## Recorded information

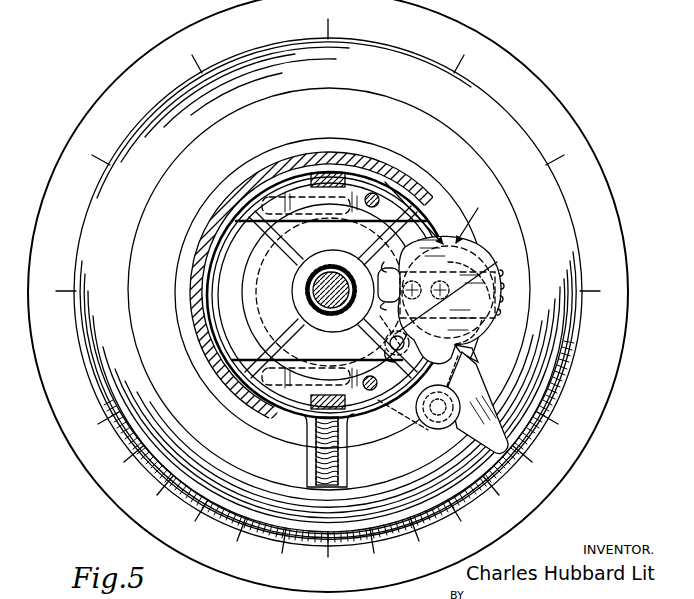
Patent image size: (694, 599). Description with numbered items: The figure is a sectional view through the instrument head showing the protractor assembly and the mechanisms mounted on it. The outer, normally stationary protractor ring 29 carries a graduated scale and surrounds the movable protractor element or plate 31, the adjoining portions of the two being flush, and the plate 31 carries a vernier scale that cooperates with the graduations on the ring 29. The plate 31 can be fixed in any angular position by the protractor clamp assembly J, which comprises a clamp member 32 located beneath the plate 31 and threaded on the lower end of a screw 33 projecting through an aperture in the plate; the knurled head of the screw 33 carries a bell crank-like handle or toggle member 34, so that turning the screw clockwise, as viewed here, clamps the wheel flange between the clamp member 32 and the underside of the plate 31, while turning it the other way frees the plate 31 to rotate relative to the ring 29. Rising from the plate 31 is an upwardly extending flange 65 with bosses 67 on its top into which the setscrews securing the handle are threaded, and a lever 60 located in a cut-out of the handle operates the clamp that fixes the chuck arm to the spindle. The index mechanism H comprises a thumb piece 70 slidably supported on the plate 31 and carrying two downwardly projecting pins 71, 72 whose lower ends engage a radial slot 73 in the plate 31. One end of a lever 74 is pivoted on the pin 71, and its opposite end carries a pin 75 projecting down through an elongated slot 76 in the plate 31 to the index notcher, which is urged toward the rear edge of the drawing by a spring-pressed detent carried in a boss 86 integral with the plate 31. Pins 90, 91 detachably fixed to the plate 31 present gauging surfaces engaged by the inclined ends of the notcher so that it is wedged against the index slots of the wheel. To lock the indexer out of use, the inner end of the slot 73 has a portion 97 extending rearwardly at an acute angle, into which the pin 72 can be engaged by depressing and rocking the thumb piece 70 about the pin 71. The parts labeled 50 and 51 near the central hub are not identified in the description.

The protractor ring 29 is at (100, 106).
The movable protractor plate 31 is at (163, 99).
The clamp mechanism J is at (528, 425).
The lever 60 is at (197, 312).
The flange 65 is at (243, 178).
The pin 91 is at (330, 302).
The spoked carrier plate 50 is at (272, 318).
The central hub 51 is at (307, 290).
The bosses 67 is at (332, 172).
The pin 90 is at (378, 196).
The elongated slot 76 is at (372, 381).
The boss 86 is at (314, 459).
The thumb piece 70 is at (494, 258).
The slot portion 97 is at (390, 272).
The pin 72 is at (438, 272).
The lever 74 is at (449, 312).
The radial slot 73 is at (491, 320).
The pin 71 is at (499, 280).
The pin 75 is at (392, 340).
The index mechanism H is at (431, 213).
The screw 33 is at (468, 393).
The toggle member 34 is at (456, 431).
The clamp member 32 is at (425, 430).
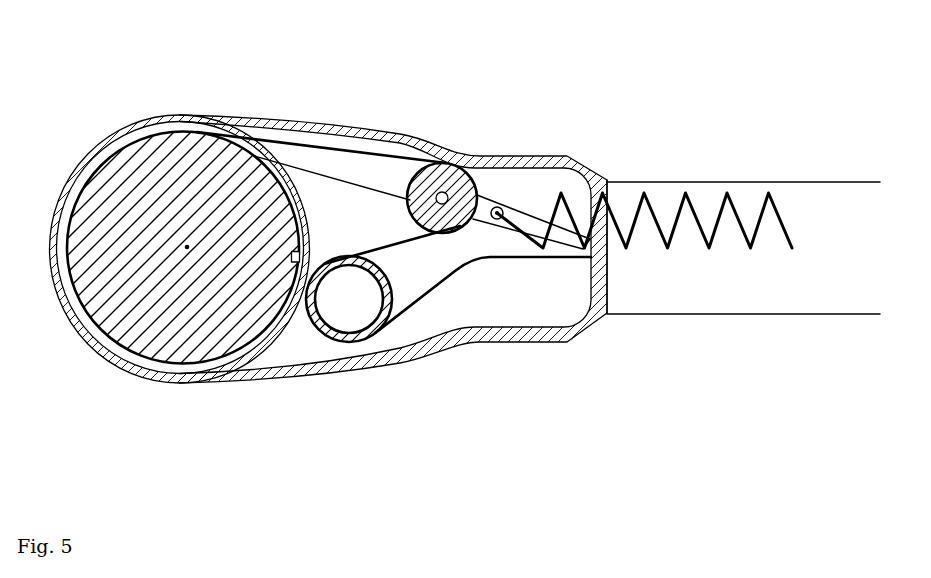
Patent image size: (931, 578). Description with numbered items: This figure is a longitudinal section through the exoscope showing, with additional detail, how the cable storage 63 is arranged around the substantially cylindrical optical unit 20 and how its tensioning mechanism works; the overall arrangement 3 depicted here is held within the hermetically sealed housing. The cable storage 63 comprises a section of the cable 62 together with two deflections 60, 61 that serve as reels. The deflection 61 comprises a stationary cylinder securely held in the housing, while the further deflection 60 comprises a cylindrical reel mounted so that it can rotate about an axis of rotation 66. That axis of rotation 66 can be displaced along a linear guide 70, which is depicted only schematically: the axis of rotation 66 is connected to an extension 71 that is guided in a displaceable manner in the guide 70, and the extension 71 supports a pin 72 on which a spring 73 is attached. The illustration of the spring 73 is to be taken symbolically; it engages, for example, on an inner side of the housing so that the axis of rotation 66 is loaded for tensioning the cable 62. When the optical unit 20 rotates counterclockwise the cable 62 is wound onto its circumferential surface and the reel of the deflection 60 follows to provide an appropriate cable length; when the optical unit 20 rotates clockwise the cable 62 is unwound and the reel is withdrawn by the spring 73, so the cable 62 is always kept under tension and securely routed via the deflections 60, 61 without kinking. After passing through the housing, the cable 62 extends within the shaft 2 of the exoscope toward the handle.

## Given task
Report every line of the records that contains the string "appropriate", copying each such line in full. Case counts.

## Finished answer
Patent image size: (931, 578). Description with numbered items: This figure is a longitudinal section through the exoscope showing, with additional detail, how the cable storage 63 is arranged around the substantially cylindrical optical unit 20 and how its tensioning mechanism works; the overall arrangement 3 depicted here is held within the hermetically sealed housing. The cable storage 63 comprises a section of the cable 62 together with two deflections 60, 61 that serve as reels. The deflection 61 comprises a stationary cylinder securely held in the housing, while the further deflection 60 comprises a cylindrical reel mounted so that it can rotate about an axis of rotation 66. That axis of rotation 66 can be displaced along a linear guide 70, which is depicted only schematically: the axis of rotation 66 is connected to an extension 71 that is guided in a displaceable manner in the guide 70, and the extension 71 supports a pin 72 on which a spring 73 is attached. The illustration of the spring 73 is to be taken symbolically; it engages, for example, on an inner side of the housing so that the axis of rotation 66 is loaded for tensioning the cable 62. When the optical unit 20 rotates counterclockwise the cable 62 is wound onto its circumferential surface and the reel of the deflection 60 follows to provide an appropriate cable length; when the optical unit 20 rotates clockwise the cable 62 is unwound and the reel is withdrawn by the spring 73, so the cable 62 is always kept under tension and securely routed via the deflections 60, 61 without kinking. After passing through the housing, the cable 62 extends within the shaft 2 of the exoscope toward the handle.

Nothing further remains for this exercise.